Tally every line of the listing below that holds "building", then give the tally alone.

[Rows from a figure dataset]
[Start]

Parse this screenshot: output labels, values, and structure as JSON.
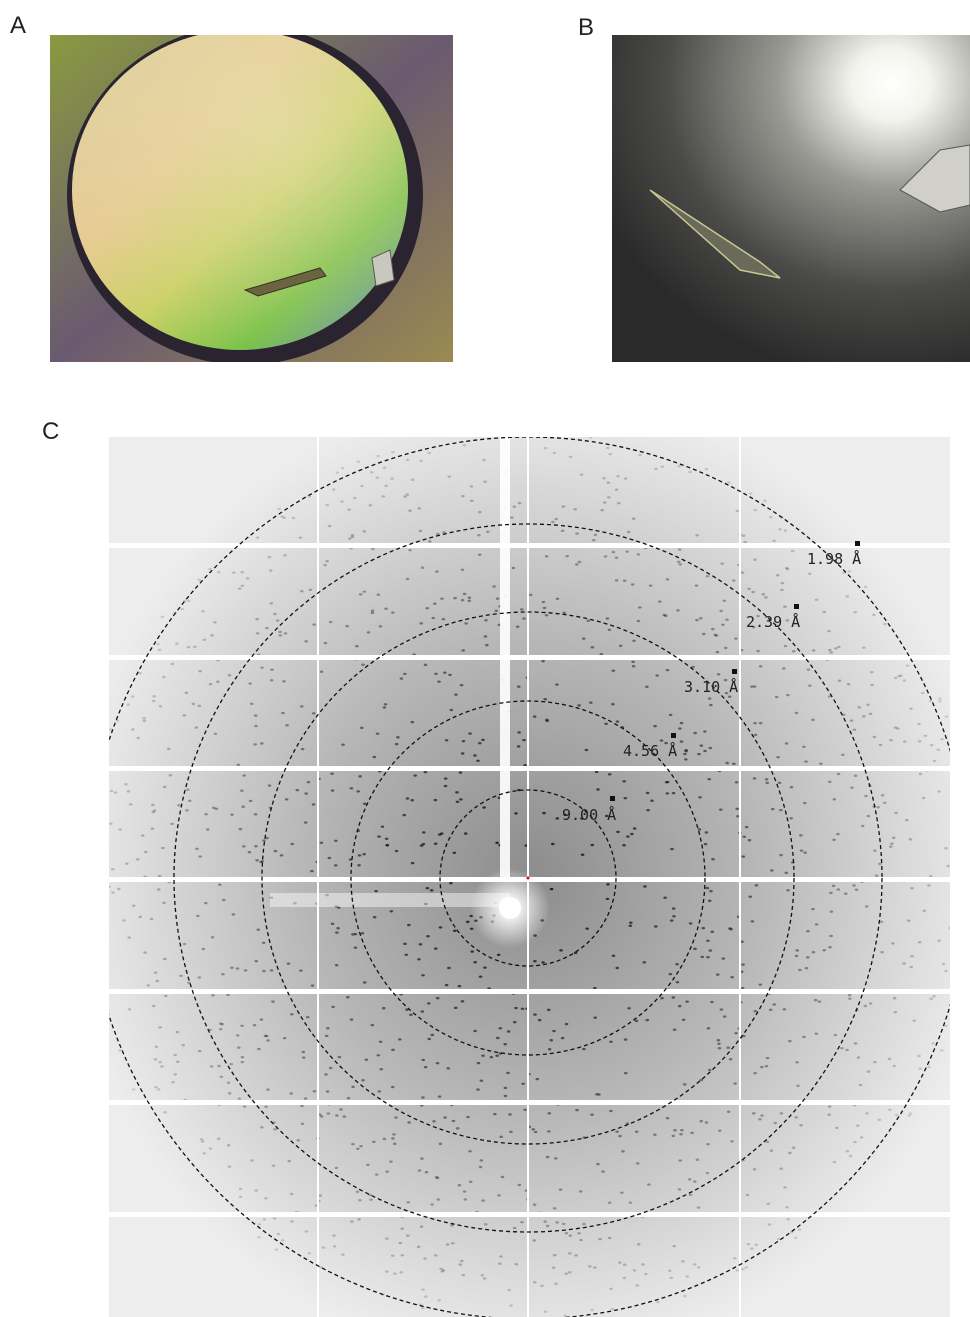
{
  "panels": [
    {
      "label": "A"
    },
    {
      "label": "B"
    },
    {
      "label": "C",
      "resolution_rings": [
        "9.00 Å",
        "4.56 Å",
        "3.10 Å",
        "2.39 Å",
        "1.98 Å"
      ]
    }
  ]
}
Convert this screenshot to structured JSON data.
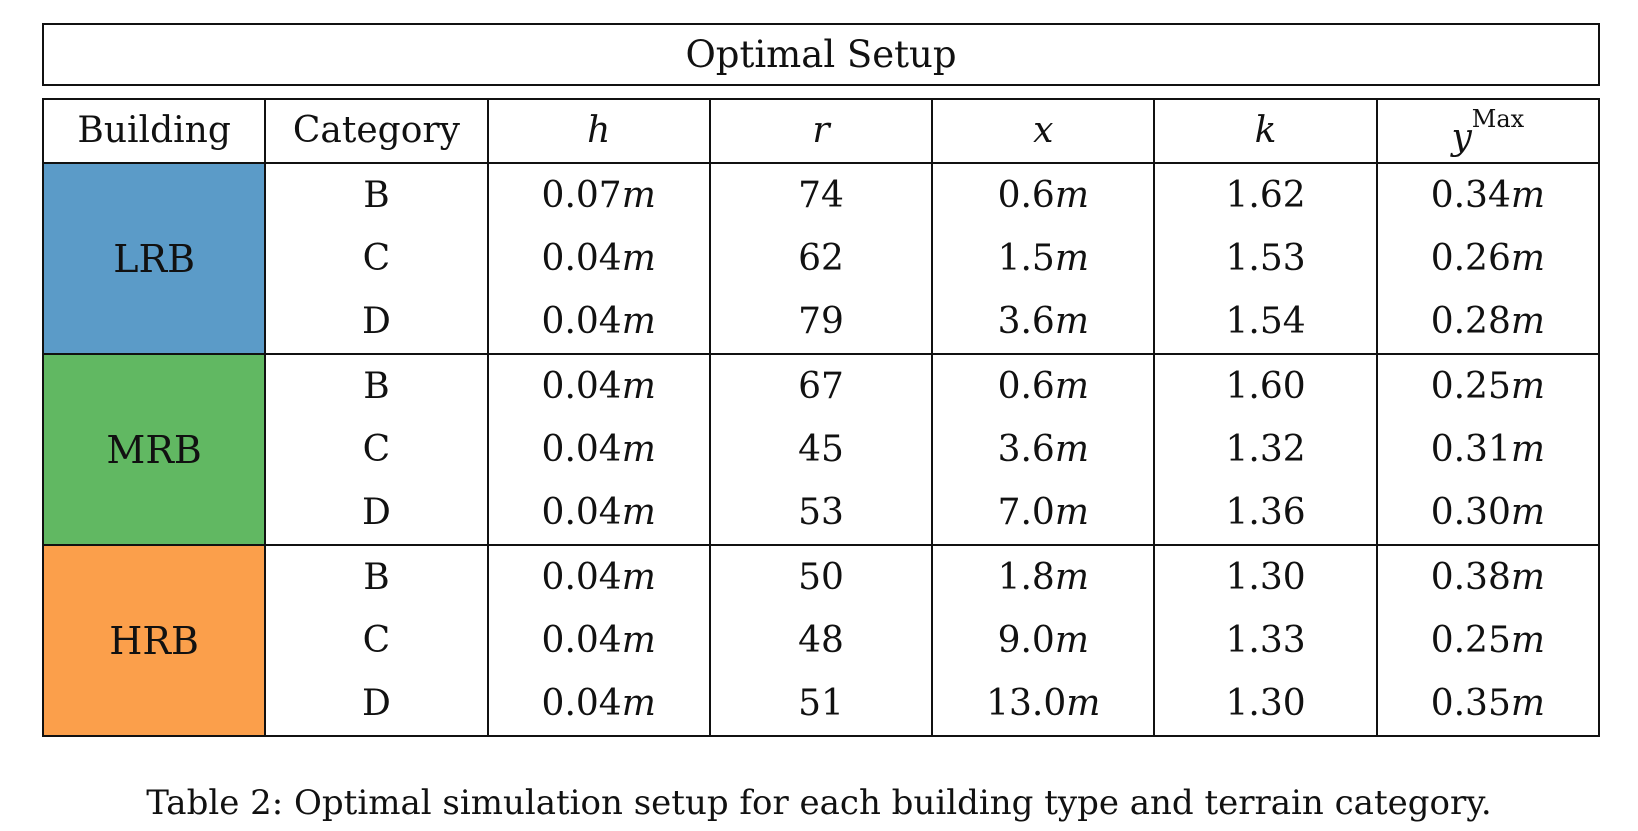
{
  "table": {
    "title": "Optimal Setup",
    "headers": {
      "building": "Building",
      "category": "Category",
      "h": "h",
      "r": "r",
      "x": "x",
      "k": "k",
      "y": "y",
      "y_sup": "Max"
    },
    "unit": "m",
    "groups": [
      {
        "building": "LRB",
        "color": "#5b9bc8",
        "rows": [
          {
            "category": "B",
            "h": "0.07",
            "r": "74",
            "x": "0.6",
            "k": "1.62",
            "y": "0.34"
          },
          {
            "category": "C",
            "h": "0.04",
            "r": "62",
            "x": "1.5",
            "k": "1.53",
            "y": "0.26"
          },
          {
            "category": "D",
            "h": "0.04",
            "r": "79",
            "x": "3.6",
            "k": "1.54",
            "y": "0.28"
          }
        ]
      },
      {
        "building": "MRB",
        "color": "#61b862",
        "rows": [
          {
            "category": "B",
            "h": "0.04",
            "r": "67",
            "x": "0.6",
            "k": "1.60",
            "y": "0.25"
          },
          {
            "category": "C",
            "h": "0.04",
            "r": "45",
            "x": "3.6",
            "k": "1.32",
            "y": "0.31"
          },
          {
            "category": "D",
            "h": "0.04",
            "r": "53",
            "x": "7.0",
            "k": "1.36",
            "y": "0.30"
          }
        ]
      },
      {
        "building": "HRB",
        "color": "#fb9f4b",
        "rows": [
          {
            "category": "B",
            "h": "0.04",
            "r": "50",
            "x": "1.8",
            "k": "1.30",
            "y": "0.38"
          },
          {
            "category": "C",
            "h": "0.04",
            "r": "48",
            "x": "9.0",
            "k": "1.33",
            "y": "0.25"
          },
          {
            "category": "D",
            "h": "0.04",
            "r": "51",
            "x": "13.0",
            "k": "1.30",
            "y": "0.35"
          }
        ]
      }
    ]
  },
  "caption": "Table 2: Optimal simulation setup for each building type and terrain category."
}
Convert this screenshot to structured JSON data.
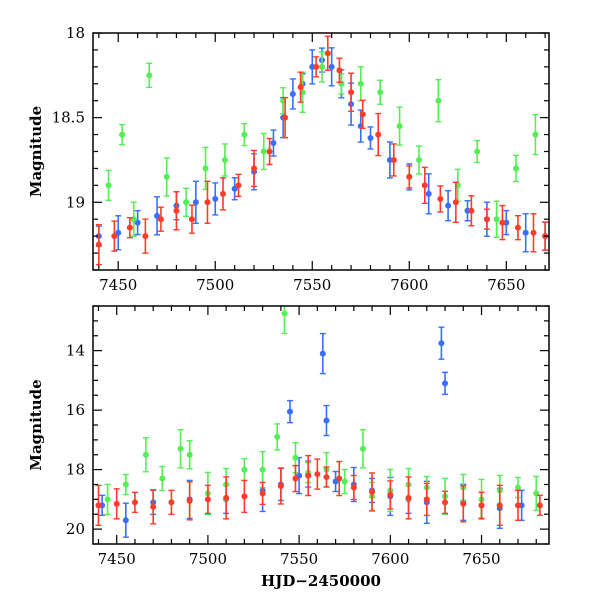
{
  "chart_data": [
    {
      "type": "scatter",
      "panel": "top",
      "title": "",
      "xlabel": "",
      "ylabel": "Magnitude",
      "xlim": [
        7437,
        7672
      ],
      "ylim": [
        19.4,
        18.0
      ],
      "y_inverted": true,
      "xticks": [
        7450,
        7500,
        7550,
        7600,
        7650
      ],
      "yticks": [
        18,
        18.5,
        19
      ],
      "ytick_labels": [
        "18",
        "18.5",
        "19"
      ],
      "grid": false,
      "legend": "none",
      "error_bars": true,
      "series": [
        {
          "color": "#3a6eff",
          "x": [
            7440,
            7450,
            7460,
            7470,
            7480,
            7490,
            7500,
            7510,
            7520,
            7530,
            7535,
            7540,
            7545,
            7550,
            7555,
            7560,
            7565,
            7570,
            7575,
            7580,
            7590,
            7600,
            7610,
            7620,
            7630,
            7640,
            7650,
            7660,
            7670
          ],
          "y": [
            19.2,
            19.18,
            19.12,
            19.08,
            19.02,
            19.0,
            18.98,
            18.92,
            18.82,
            18.65,
            18.5,
            18.36,
            18.3,
            18.2,
            18.16,
            18.2,
            18.3,
            18.42,
            18.55,
            18.62,
            18.75,
            18.85,
            18.95,
            19.02,
            19.05,
            19.1,
            19.12,
            19.18,
            19.2
          ]
        },
        {
          "color": "#55ee55",
          "x": [
            7445,
            7452,
            7458,
            7466,
            7475,
            7485,
            7495,
            7505,
            7515,
            7525,
            7535,
            7545,
            7555,
            7565,
            7575,
            7585,
            7595,
            7605,
            7615,
            7625,
            7635,
            7645,
            7655,
            7665
          ],
          "y": [
            18.9,
            18.6,
            19.1,
            18.25,
            18.85,
            19.0,
            18.8,
            18.75,
            18.6,
            18.7,
            18.4,
            18.35,
            18.2,
            18.3,
            18.3,
            18.35,
            18.55,
            18.75,
            18.4,
            18.9,
            18.7,
            19.1,
            18.8,
            18.6
          ]
        },
        {
          "color": "#ff3b2a",
          "x": [
            7440,
            7448,
            7456,
            7464,
            7472,
            7480,
            7488,
            7496,
            7504,
            7512,
            7520,
            7528,
            7536,
            7544,
            7552,
            7558,
            7564,
            7570,
            7576,
            7584,
            7592,
            7600,
            7608,
            7616,
            7624,
            7632,
            7640,
            7648,
            7656,
            7664,
            7670
          ],
          "y": [
            19.25,
            19.2,
            19.15,
            19.2,
            19.1,
            19.05,
            19.1,
            19.0,
            18.95,
            18.9,
            18.8,
            18.7,
            18.5,
            18.32,
            18.2,
            18.12,
            18.22,
            18.35,
            18.48,
            18.6,
            18.75,
            18.85,
            18.9,
            18.98,
            19.0,
            19.05,
            19.1,
            19.12,
            19.15,
            19.18,
            19.2
          ]
        }
      ]
    },
    {
      "type": "scatter",
      "panel": "bottom",
      "title": "",
      "xlabel": "HJD−2450000",
      "ylabel": "Magnitude",
      "xlim": [
        7437,
        7687
      ],
      "ylim": [
        20.5,
        12.5
      ],
      "y_inverted": true,
      "xticks": [
        7450,
        7500,
        7550,
        7600,
        7650
      ],
      "yticks": [
        14,
        16,
        18,
        20
      ],
      "ytick_labels": [
        "14",
        "16",
        "18",
        "20"
      ],
      "grid": false,
      "legend": "none",
      "error_bars": true,
      "series": [
        {
          "color": "#3a6eff",
          "x": [
            7442,
            7455,
            7470,
            7490,
            7510,
            7530,
            7540,
            7545,
            7550,
            7555,
            7563,
            7565,
            7570,
            7580,
            7590,
            7600,
            7610,
            7620,
            7628,
            7630,
            7640,
            7650,
            7660,
            7672
          ],
          "y": [
            19.2,
            19.7,
            19.1,
            19.0,
            19.0,
            18.7,
            18.5,
            16.05,
            18.2,
            18.15,
            14.1,
            16.35,
            18.4,
            18.5,
            18.7,
            18.9,
            19.0,
            19.1,
            13.75,
            15.1,
            19.1,
            19.2,
            19.3,
            19.2
          ]
        },
        {
          "color": "#55ee55",
          "x": [
            7445,
            7455,
            7466,
            7475,
            7485,
            7490,
            7500,
            7510,
            7520,
            7530,
            7538,
            7542,
            7548,
            7555,
            7565,
            7575,
            7585,
            7590,
            7600,
            7610,
            7620,
            7630,
            7640,
            7650,
            7660,
            7670,
            7680
          ],
          "y": [
            19.0,
            18.5,
            17.5,
            18.3,
            17.3,
            17.5,
            18.8,
            18.5,
            18.0,
            18.0,
            16.9,
            12.75,
            17.6,
            18.1,
            18.0,
            18.4,
            17.3,
            18.9,
            18.7,
            18.5,
            18.6,
            18.9,
            18.6,
            19.0,
            18.7,
            18.6,
            18.8
          ]
        },
        {
          "color": "#ff3b2a",
          "x": [
            7440,
            7450,
            7460,
            7470,
            7480,
            7490,
            7500,
            7510,
            7520,
            7530,
            7540,
            7548,
            7555,
            7560,
            7565,
            7572,
            7580,
            7590,
            7600,
            7610,
            7620,
            7630,
            7640,
            7650,
            7660,
            7670,
            7682
          ],
          "y": [
            19.2,
            19.15,
            19.1,
            19.25,
            19.1,
            19.05,
            19.0,
            18.95,
            18.9,
            18.8,
            18.55,
            18.3,
            18.2,
            18.15,
            18.25,
            18.3,
            18.6,
            18.75,
            18.85,
            18.95,
            19.0,
            19.1,
            19.15,
            19.2,
            19.2,
            19.2,
            19.2
          ]
        }
      ]
    }
  ]
}
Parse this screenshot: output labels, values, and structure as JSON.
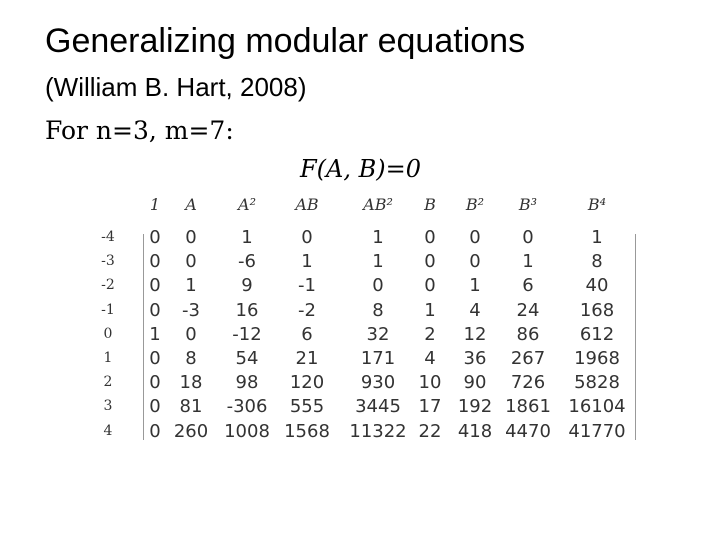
{
  "header": {
    "title": "Generalizing modular equations",
    "subtitle": "(William B. Hart, 2008)"
  },
  "intro": "For n=3, m=7:",
  "equation": "F(A, B)=0",
  "table": {
    "columns": [
      "1",
      "A",
      "A²",
      "AB",
      "AB²",
      "B",
      "B²",
      "B³",
      "B⁴"
    ],
    "rows": [
      {
        "label": -4,
        "cells": [
          0,
          0,
          1,
          0,
          1,
          0,
          0,
          0,
          1
        ]
      },
      {
        "label": -3,
        "cells": [
          0,
          0,
          -6,
          1,
          1,
          0,
          0,
          1,
          8
        ]
      },
      {
        "label": -2,
        "cells": [
          0,
          1,
          9,
          -1,
          0,
          0,
          1,
          6,
          40
        ]
      },
      {
        "label": -1,
        "cells": [
          0,
          -3,
          16,
          -2,
          8,
          1,
          4,
          24,
          168
        ]
      },
      {
        "label": 0,
        "cells": [
          1,
          0,
          -12,
          6,
          32,
          2,
          12,
          86,
          612
        ]
      },
      {
        "label": 1,
        "cells": [
          0,
          8,
          54,
          21,
          171,
          4,
          36,
          267,
          1968
        ]
      },
      {
        "label": 2,
        "cells": [
          0,
          18,
          98,
          120,
          930,
          10,
          90,
          726,
          5828
        ]
      },
      {
        "label": 3,
        "cells": [
          0,
          81,
          -306,
          555,
          3445,
          17,
          192,
          1861,
          16104
        ]
      },
      {
        "label": 4,
        "cells": [
          0,
          260,
          1008,
          1568,
          11322,
          22,
          418,
          4470,
          41770
        ]
      }
    ]
  }
}
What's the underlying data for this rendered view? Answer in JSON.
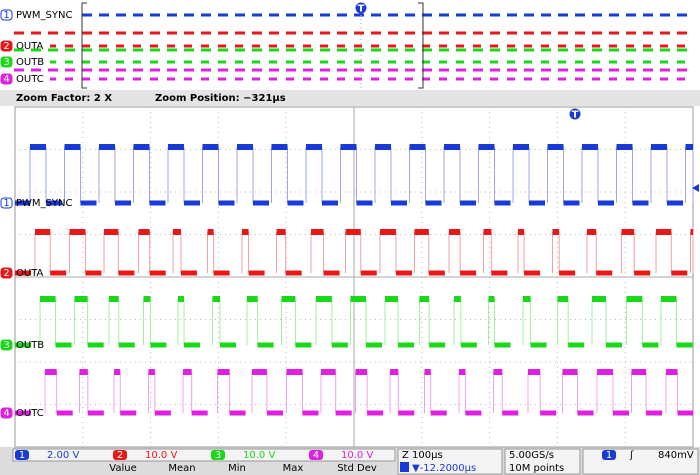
{
  "channels": [
    {
      "number": "1",
      "label": "PWM_SYNC",
      "scale": "2.00 V"
    },
    {
      "number": "2",
      "label": "OUTA",
      "scale": "10.0 V"
    },
    {
      "number": "3",
      "label": "OUTB",
      "scale": "10.0 V"
    },
    {
      "number": "4",
      "label": "OUTC",
      "scale": "10.0 V"
    }
  ],
  "trigger_marker": "T",
  "zoom_bar": {
    "factor": "Zoom Factor: 2 X",
    "position": "Zoom Position: −321µs"
  },
  "status": {
    "timebase": "Z 100µs",
    "delay": "▼-12.2000µs",
    "sample_rate": "5.00GS/s",
    "record_length": "10M points",
    "trigger_source": "1",
    "trigger_slope": "ʃ",
    "trigger_level": "840mV"
  },
  "measurements": {
    "headers": [
      "Value",
      "Mean",
      "Min",
      "Max",
      "Std Dev"
    ]
  }
}
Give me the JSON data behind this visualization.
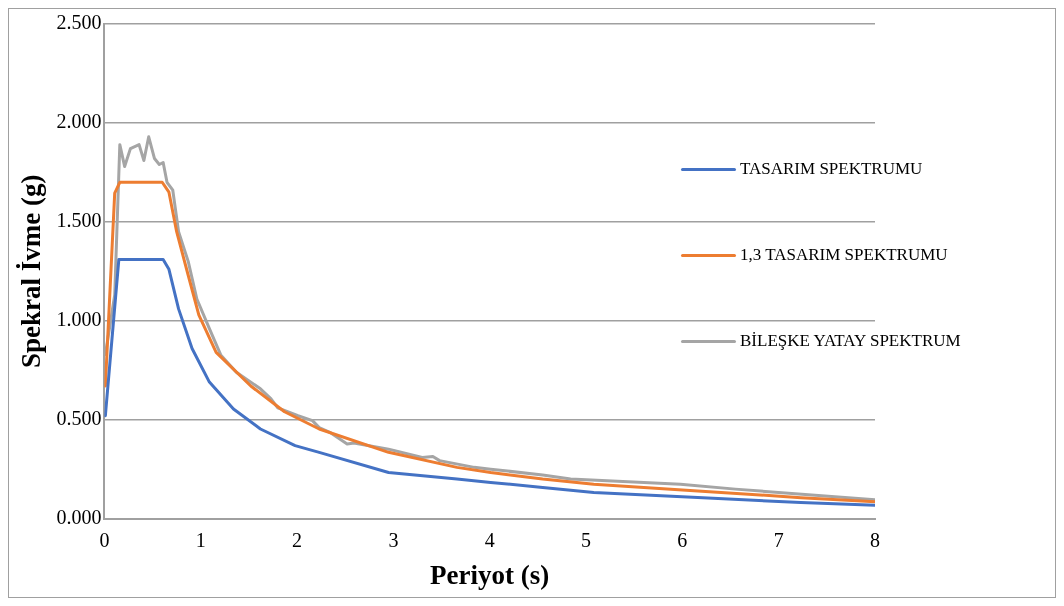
{
  "chart_data": {
    "type": "line",
    "xlabel": "Periyot (s)",
    "ylabel": "Spekral İvme (g)",
    "xlim": [
      0,
      8
    ],
    "xticks": [
      0,
      1,
      2,
      3,
      4,
      5,
      6,
      7,
      8
    ],
    "ylim": [
      0,
      2.5
    ],
    "yticks": [
      {
        "value": 0,
        "label": "0.000"
      },
      {
        "value": 0.5,
        "label": "0.500"
      },
      {
        "value": 1,
        "label": "1.000"
      },
      {
        "value": 1.5,
        "label": "1.500"
      },
      {
        "value": 2,
        "label": "2.000"
      },
      {
        "value": 2.5,
        "label": "2.500"
      }
    ],
    "grid": "y",
    "legend": "right",
    "marker": "none",
    "line_style": "solid",
    "series": [
      {
        "name": "TASARIM SPEKTRUMU",
        "color": "#4472c4",
        "x": [
          0.01,
          0.15,
          0.61,
          0.67,
          0.77,
          0.91,
          1.09,
          1.34,
          1.62,
          1.98,
          2.23,
          2.95,
          3.66,
          4.01,
          4.55,
          5.08,
          6.16,
          7.23,
          8
        ],
        "values": [
          0.52,
          1.31,
          1.31,
          1.26,
          1.06,
          0.86,
          0.69,
          0.554,
          0.453,
          0.369,
          0.335,
          0.233,
          0.2,
          0.183,
          0.157,
          0.132,
          0.107,
          0.081,
          0.067
        ]
      },
      {
        "name": "1,3 TASARIM SPEKTRUMU",
        "color": "#ed7d31",
        "x": [
          0.01,
          0.107,
          0.16,
          0.6,
          0.67,
          0.75,
          0.87,
          0.98,
          1.16,
          1.52,
          1.87,
          2.23,
          2.95,
          3.66,
          4.01,
          4.55,
          5.08,
          6.16,
          7.23,
          8
        ],
        "values": [
          0.67,
          1.645,
          1.7,
          1.7,
          1.65,
          1.45,
          1.23,
          1.03,
          0.84,
          0.67,
          0.54,
          0.453,
          0.335,
          0.259,
          0.233,
          0.2,
          0.174,
          0.14,
          0.106,
          0.085
        ]
      },
      {
        "name": "BİLEŞKE YATAY SPEKTRUM",
        "color": "#a5a5a5",
        "x": [
          0.01,
          0.107,
          0.16,
          0.21,
          0.27,
          0.36,
          0.41,
          0.46,
          0.52,
          0.57,
          0.61,
          0.65,
          0.71,
          0.77,
          0.87,
          0.96,
          1.09,
          1.21,
          1.37,
          1.62,
          1.73,
          1.8,
          2.01,
          2.16,
          2.23,
          2.34,
          2.52,
          2.59,
          2.95,
          3.3,
          3.41,
          3.48,
          3.84,
          4.01,
          4.55,
          4.84,
          5.98,
          6.55,
          8
        ],
        "values": [
          0.83,
          1.13,
          1.89,
          1.78,
          1.87,
          1.89,
          1.81,
          1.93,
          1.82,
          1.79,
          1.8,
          1.7,
          1.66,
          1.45,
          1.3,
          1.11,
          0.96,
          0.825,
          0.74,
          0.656,
          0.605,
          0.56,
          0.52,
          0.495,
          0.46,
          0.436,
          0.377,
          0.382,
          0.351,
          0.309,
          0.314,
          0.293,
          0.259,
          0.25,
          0.22,
          0.2,
          0.174,
          0.149,
          0.095
        ]
      }
    ]
  }
}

[End]

▶ [Right answer]: 5